| Requirements |
Search the records for "name". Copy every line where it appears.
── Input
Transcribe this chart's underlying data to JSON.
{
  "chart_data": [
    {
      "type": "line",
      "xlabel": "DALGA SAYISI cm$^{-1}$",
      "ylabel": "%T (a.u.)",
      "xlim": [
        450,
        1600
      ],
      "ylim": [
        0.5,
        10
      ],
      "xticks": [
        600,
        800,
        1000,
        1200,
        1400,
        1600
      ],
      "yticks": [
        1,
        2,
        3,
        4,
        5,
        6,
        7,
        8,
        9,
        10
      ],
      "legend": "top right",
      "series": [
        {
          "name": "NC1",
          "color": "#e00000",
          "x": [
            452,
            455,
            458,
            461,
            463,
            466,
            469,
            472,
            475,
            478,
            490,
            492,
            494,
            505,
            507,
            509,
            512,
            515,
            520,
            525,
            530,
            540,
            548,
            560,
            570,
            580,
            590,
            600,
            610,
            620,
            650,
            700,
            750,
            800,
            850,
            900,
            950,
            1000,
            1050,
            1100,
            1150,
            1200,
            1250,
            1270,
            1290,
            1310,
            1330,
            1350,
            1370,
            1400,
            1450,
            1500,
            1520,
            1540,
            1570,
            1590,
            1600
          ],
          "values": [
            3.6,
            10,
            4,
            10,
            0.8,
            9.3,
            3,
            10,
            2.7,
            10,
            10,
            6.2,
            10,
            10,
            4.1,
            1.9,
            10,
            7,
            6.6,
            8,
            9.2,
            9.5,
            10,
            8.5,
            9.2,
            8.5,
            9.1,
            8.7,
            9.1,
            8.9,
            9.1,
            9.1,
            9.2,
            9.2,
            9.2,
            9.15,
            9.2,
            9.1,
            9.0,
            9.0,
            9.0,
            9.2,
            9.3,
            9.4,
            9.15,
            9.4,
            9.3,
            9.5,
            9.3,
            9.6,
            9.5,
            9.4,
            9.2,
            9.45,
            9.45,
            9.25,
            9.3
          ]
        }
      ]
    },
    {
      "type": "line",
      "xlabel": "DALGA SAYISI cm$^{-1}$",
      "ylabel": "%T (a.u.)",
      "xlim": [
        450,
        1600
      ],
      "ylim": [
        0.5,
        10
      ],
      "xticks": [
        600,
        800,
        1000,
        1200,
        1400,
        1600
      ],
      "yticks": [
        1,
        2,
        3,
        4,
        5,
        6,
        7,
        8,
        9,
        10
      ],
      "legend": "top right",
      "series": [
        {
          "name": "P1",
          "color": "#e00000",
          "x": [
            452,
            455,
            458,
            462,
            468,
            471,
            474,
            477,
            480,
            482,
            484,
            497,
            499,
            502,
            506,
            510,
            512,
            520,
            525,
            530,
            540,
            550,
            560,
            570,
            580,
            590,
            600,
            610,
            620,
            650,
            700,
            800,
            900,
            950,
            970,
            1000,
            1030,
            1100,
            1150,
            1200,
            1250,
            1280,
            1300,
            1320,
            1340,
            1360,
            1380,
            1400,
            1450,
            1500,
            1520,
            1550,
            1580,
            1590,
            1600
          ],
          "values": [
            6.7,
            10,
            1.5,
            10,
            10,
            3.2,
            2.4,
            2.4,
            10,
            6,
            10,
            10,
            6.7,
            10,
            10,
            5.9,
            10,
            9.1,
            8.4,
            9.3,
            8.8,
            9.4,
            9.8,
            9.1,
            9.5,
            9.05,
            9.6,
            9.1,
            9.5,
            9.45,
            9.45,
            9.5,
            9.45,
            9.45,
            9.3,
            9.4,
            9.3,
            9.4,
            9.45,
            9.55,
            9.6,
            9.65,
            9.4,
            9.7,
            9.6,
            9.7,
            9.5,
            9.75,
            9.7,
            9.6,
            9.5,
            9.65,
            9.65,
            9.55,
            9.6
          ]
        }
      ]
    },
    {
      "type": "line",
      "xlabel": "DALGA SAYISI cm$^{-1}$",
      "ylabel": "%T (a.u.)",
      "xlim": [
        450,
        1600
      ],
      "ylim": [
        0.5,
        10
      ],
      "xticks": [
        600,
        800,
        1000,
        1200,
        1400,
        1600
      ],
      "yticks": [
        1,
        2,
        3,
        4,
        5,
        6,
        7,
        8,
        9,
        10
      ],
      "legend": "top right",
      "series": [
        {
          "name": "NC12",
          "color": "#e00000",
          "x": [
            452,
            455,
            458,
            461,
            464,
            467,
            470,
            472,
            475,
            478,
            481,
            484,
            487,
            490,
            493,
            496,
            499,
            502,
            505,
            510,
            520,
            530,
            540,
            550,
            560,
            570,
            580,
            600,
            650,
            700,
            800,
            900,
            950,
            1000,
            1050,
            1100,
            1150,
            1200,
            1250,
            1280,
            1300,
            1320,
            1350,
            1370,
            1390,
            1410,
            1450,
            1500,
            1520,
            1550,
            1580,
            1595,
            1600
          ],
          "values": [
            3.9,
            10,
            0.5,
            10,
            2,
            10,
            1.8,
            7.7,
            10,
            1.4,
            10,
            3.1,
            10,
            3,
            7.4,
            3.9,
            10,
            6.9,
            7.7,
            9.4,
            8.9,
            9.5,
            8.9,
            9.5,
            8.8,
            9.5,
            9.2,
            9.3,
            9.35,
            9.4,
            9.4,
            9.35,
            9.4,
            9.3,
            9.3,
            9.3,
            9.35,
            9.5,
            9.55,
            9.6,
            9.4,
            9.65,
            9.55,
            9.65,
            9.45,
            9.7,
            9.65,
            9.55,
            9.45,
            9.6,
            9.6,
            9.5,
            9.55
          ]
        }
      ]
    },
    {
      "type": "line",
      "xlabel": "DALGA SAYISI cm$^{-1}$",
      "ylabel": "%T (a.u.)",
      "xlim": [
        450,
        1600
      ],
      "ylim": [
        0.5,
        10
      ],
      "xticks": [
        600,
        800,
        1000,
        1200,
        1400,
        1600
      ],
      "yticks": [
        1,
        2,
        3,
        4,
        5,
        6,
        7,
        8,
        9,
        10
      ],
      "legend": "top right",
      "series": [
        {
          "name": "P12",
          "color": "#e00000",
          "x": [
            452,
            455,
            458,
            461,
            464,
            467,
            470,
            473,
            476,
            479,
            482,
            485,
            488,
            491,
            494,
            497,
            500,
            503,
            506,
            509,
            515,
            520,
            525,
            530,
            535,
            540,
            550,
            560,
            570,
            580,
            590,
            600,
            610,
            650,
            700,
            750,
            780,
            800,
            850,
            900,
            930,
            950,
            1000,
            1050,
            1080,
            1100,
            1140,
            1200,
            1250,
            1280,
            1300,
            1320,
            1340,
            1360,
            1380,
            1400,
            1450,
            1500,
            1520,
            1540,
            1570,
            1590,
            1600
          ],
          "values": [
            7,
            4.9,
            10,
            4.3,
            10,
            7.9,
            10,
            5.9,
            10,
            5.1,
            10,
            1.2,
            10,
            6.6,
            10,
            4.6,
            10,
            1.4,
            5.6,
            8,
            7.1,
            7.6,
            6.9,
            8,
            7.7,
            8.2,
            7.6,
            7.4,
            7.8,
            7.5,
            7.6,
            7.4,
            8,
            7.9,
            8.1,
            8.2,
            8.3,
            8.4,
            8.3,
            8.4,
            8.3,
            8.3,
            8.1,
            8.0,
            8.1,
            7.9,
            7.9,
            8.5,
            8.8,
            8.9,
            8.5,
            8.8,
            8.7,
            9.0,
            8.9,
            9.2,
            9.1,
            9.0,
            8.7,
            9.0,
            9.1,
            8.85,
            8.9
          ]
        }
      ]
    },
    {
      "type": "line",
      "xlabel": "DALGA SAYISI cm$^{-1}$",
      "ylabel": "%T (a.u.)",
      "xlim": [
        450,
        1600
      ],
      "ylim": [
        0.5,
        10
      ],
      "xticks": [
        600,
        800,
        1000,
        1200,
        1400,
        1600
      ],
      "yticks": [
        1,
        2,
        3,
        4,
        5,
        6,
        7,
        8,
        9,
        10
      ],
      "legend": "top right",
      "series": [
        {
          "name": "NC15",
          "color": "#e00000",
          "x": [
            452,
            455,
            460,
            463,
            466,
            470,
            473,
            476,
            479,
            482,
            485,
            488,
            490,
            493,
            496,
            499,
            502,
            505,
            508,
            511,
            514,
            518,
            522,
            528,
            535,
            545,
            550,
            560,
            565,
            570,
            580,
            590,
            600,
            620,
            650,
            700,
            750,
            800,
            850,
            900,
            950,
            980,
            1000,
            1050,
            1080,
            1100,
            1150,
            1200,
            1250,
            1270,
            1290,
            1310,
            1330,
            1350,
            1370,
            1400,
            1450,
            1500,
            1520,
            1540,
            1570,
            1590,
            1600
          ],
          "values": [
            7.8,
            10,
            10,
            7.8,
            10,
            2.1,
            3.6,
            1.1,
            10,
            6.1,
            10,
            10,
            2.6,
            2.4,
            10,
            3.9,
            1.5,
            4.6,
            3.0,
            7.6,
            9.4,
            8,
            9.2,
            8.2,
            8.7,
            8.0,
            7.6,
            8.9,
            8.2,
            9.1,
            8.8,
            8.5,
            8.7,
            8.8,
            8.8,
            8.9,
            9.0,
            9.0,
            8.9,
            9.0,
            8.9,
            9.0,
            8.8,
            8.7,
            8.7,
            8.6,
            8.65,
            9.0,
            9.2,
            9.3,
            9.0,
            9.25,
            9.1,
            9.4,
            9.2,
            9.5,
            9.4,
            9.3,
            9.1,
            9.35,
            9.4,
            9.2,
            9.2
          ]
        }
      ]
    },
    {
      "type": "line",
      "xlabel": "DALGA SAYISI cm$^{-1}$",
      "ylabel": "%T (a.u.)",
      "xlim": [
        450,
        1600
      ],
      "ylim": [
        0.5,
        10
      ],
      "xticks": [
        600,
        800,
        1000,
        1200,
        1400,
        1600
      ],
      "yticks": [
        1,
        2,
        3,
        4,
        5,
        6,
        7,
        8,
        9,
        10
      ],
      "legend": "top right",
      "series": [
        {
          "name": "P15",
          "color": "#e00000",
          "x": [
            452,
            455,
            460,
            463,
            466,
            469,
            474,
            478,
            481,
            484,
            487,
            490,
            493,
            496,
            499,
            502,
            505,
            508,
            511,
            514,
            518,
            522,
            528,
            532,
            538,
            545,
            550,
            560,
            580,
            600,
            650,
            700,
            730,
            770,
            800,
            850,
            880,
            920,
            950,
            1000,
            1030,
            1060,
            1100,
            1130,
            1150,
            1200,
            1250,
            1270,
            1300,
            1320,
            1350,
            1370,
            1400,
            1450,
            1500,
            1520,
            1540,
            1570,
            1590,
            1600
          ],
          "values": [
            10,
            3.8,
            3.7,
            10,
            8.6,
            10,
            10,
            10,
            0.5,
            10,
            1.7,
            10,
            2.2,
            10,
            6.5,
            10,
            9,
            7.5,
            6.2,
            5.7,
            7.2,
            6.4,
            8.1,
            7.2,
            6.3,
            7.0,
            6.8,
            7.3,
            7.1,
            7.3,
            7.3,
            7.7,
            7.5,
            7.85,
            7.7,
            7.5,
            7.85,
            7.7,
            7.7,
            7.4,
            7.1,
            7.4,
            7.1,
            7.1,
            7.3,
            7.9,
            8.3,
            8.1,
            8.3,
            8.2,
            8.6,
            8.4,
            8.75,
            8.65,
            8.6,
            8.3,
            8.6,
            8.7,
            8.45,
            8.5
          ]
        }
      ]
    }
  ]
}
────
| Finished exercise |
          "name": "NC1",
          "name": "P1",
          "name": "NC12",
          "name": "P12",
          "name": "NC15",
          "name": "P15",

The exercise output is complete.